- [Goal]: Reproduce all of the data exactly, with no line skipped.

- [Supplied records]:
___
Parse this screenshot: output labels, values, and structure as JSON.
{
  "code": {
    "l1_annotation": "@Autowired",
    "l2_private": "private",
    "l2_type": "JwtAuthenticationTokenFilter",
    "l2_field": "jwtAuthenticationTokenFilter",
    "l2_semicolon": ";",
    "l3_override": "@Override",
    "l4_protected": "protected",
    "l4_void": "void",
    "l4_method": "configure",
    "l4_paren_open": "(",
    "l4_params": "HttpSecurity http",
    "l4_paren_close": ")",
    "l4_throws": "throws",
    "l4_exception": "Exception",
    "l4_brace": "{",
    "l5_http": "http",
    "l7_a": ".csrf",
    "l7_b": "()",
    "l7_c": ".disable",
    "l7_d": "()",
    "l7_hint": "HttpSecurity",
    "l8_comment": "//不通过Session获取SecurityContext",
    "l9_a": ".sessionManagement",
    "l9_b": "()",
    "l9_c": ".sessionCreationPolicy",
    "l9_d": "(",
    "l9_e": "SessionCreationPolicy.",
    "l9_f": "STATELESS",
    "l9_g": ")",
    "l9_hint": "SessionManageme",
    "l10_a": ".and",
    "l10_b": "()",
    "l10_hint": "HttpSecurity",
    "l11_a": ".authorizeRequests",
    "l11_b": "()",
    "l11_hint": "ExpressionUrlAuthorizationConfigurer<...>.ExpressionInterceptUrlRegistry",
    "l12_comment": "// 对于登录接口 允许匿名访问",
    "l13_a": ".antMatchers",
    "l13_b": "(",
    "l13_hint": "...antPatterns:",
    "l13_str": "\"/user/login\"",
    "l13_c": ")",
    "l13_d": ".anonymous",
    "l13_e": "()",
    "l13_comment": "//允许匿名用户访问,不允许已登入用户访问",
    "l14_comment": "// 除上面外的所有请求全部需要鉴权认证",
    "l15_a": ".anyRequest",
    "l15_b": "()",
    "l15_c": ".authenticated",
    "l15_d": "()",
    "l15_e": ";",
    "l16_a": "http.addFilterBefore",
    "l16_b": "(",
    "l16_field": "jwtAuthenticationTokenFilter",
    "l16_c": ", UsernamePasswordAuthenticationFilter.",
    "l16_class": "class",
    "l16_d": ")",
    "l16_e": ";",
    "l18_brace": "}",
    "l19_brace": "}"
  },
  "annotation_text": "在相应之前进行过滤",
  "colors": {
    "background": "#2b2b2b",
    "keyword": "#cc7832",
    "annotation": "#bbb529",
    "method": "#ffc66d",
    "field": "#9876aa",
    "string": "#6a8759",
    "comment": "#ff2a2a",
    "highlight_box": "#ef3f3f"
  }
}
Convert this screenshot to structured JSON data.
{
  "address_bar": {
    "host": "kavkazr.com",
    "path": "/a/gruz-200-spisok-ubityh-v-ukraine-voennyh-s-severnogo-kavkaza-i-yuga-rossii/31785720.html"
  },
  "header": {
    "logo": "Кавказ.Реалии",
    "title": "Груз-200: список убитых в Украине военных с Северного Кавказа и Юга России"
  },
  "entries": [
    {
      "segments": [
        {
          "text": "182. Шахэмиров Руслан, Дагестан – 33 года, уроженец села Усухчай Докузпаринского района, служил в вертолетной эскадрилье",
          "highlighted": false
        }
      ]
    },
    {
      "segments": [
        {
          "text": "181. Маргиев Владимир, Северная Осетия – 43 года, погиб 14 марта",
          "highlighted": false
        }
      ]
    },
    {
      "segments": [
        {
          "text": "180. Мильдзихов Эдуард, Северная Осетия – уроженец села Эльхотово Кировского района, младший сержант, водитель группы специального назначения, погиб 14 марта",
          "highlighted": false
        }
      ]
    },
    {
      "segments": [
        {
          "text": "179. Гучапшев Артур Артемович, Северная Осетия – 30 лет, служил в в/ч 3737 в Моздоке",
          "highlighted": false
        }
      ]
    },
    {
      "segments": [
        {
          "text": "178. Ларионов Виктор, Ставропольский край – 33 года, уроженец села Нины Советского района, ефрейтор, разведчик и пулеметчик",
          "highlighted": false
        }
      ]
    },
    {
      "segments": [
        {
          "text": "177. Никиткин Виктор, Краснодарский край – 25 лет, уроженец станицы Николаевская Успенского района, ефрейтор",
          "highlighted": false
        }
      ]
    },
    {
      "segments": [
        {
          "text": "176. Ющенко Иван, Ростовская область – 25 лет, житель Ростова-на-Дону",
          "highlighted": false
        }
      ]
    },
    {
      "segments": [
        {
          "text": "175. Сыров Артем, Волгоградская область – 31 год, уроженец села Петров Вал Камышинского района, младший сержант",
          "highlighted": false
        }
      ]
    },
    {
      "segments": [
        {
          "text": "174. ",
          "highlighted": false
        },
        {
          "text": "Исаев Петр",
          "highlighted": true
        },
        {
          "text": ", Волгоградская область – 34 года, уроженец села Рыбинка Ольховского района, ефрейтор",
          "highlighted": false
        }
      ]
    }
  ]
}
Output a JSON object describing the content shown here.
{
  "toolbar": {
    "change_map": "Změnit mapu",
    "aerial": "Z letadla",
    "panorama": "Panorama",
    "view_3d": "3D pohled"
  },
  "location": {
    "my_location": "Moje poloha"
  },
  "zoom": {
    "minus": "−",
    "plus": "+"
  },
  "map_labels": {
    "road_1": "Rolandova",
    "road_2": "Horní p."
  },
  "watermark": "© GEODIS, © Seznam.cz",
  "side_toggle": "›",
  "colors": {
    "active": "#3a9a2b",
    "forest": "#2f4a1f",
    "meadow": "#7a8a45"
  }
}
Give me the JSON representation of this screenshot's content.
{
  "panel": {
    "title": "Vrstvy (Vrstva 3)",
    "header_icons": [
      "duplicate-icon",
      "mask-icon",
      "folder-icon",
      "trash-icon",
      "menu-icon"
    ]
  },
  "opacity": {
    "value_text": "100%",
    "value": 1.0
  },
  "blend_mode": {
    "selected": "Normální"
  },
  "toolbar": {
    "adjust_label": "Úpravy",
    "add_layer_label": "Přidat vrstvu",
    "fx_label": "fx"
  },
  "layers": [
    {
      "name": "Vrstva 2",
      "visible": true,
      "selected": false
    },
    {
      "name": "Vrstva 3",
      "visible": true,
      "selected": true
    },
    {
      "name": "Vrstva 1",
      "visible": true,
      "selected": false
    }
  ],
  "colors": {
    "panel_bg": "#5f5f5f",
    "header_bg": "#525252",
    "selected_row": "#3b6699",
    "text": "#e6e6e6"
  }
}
___
- [Answer to this task]:
Parse this screenshot: output labels, values, and structure as JSON.
{
  "code": {
    "l1_annotation": "@Autowired",
    "l2_private": "private",
    "l2_type": "JwtAuthenticationTokenFilter",
    "l2_field": "jwtAuthenticationTokenFilter",
    "l2_semicolon": ";",
    "l3_override": "@Override",
    "l4_protected": "protected",
    "l4_void": "void",
    "l4_method": "configure",
    "l4_paren_open": "(",
    "l4_params": "HttpSecurity http",
    "l4_paren_close": ")",
    "l4_throws": "throws",
    "l4_exception": "Exception",
    "l4_brace": "{",
    "l5_http": "http",
    "l7_a": ".csrf",
    "l7_b": "()",
    "l7_c": ".disable",
    "l7_d": "()",
    "l7_hint": "HttpSecurity",
    "l8_comment": "//不通过Session获取SecurityContext",
    "l9_a": ".sessionManagement",
    "l9_b": "()",
    "l9_c": ".sessionCreationPolicy",
    "l9_d": "(",
    "l9_e": "SessionCreationPolicy.",
    "l9_f": "STATELESS",
    "l9_g": ")",
    "l9_hint": "SessionManageme",
    "l10_a": ".and",
    "l10_b": "()",
    "l10_hint": "HttpSecurity",
    "l11_a": ".authorizeRequests",
    "l11_b": "()",
    "l11_hint": "ExpressionUrlAuthorizationConfigurer<...>.ExpressionInterceptUrlRegistry",
    "l12_comment": "// 对于登录接口 允许匿名访问",
    "l13_a": ".antMatchers",
    "l13_b": "(",
    "l13_hint": "...antPatterns:",
    "l13_str": "\"/user/login\"",
    "l13_c": ")",
    "l13_d": ".anonymous",
    "l13_e": "()",
    "l13_comment": "//允许匿名用户访问,不允许已登入用户访问",
    "l14_comment": "// 除上面外的所有请求全部需要鉴权认证",
    "l15_a": ".anyRequest",
    "l15_b": "()",
    "l15_c": ".authenticated",
    "l15_d": "()",
    "l15_e": ";",
    "l16_a": "http.addFilterBefore",
    "l16_b": "(",
    "l16_field": "jwtAuthenticationTokenFilter",
    "l16_c": ", UsernamePasswordAuthenticationFilter.",
    "l16_class": "class",
    "l16_d": ")",
    "l16_e": ";",
    "l18_brace": "}",
    "l19_brace": "}"
  },
  "annotation_text": "在相应之前进行过滤",
  "colors": {
    "background": "#2b2b2b",
    "keyword": "#cc7832",
    "annotation": "#bbb529",
    "method": "#ffc66d",
    "field": "#9876aa",
    "string": "#6a8759",
    "comment": "#ff2a2a",
    "highlight_box": "#ef3f3f"
  }
}
Convert this screenshot to structured JSON data.
{
  "address_bar": {
    "host": "kavkazr.com",
    "path": "/a/gruz-200-spisok-ubityh-v-ukraine-voennyh-s-severnogo-kavkaza-i-yuga-rossii/31785720.html"
  },
  "header": {
    "logo": "Кавказ.Реалии",
    "title": "Груз-200: список убитых в Украине военных с Северного Кавказа и Юга России"
  },
  "entries": [
    {
      "segments": [
        {
          "text": "182. Шахэмиров Руслан, Дагестан – 33 года, уроженец села Усухчай Докузпаринского района, служил в вертолетной эскадрилье",
          "highlighted": false
        }
      ]
    },
    {
      "segments": [
        {
          "text": "181. Маргиев Владимир, Северная Осетия – 43 года, погиб 14 марта",
          "highlighted": false
        }
      ]
    },
    {
      "segments": [
        {
          "text": "180. Мильдзихов Эдуард, Северная Осетия – уроженец села Эльхотово Кировского района, младший сержант, водитель группы специального назначения, погиб 14 марта",
          "highlighted": false
        }
      ]
    },
    {
      "segments": [
        {
          "text": "179. Гучапшев Артур Артемович, Северная Осетия – 30 лет, служил в в/ч 3737 в Моздоке",
          "highlighted": false
        }
      ]
    },
    {
      "segments": [
        {
          "text": "178. Ларионов Виктор, Ставропольский край – 33 года, уроженец села Нины Советского района, ефрейтор, разведчик и пулеметчик",
          "highlighted": false
        }
      ]
    },
    {
      "segments": [
        {
          "text": "177. Никиткин Виктор, Краснодарский край – 25 лет, уроженец станицы Николаевская Успенского района, ефрейтор",
          "highlighted": false
        }
      ]
    },
    {
      "segments": [
        {
          "text": "176. Ющенко Иван, Ростовская область – 25 лет, житель Ростова-на-Дону",
          "highlighted": false
        }
      ]
    },
    {
      "segments": [
        {
          "text": "175. Сыров Артем, Волгоградская область – 31 год, уроженец села Петров Вал Камышинского района, младший сержант",
          "highlighted": false
        }
      ]
    },
    {
      "segments": [
        {
          "text": "174. ",
          "highlighted": false
        },
        {
          "text": "Исаев Петр",
          "highlighted": true
        },
        {
          "text": ", Волгоградская область – 34 года, уроженец села Рыбинка Ольховского района, ефрейтор",
          "highlighted": false
        }
      ]
    }
  ]
}
Output a JSON object describing the content shown here.
{
  "toolbar": {
    "change_map": "Změnit mapu",
    "aerial": "Z letadla",
    "panorama": "Panorama",
    "view_3d": "3D pohled"
  },
  "location": {
    "my_location": "Moje poloha"
  },
  "zoom": {
    "minus": "−",
    "plus": "+"
  },
  "map_labels": {
    "road_1": "Rolandova",
    "road_2": "Horní p."
  },
  "watermark": "© GEODIS, © Seznam.cz",
  "side_toggle": "›",
  "colors": {
    "active": "#3a9a2b",
    "forest": "#2f4a1f",
    "meadow": "#7a8a45"
  }
}
Give me the JSON representation of this screenshot's content.
{
  "panel": {
    "title": "Vrstvy (Vrstva 3)",
    "header_icons": [
      "duplicate-icon",
      "mask-icon",
      "folder-icon",
      "trash-icon",
      "menu-icon"
    ]
  },
  "opacity": {
    "value_text": "100%",
    "value": 1.0
  },
  "blend_mode": {
    "selected": "Normální"
  },
  "toolbar": {
    "adjust_label": "Úpravy",
    "add_layer_label": "Přidat vrstvu",
    "fx_label": "fx"
  },
  "layers": [
    {
      "name": "Vrstva 2",
      "visible": true,
      "selected": false
    },
    {
      "name": "Vrstva 3",
      "visible": true,
      "selected": true
    },
    {
      "name": "Vrstva 1",
      "visible": true,
      "selected": false
    }
  ],
  "colors": {
    "panel_bg": "#5f5f5f",
    "header_bg": "#525252",
    "selected_row": "#3b6699",
    "text": "#e6e6e6"
  }
}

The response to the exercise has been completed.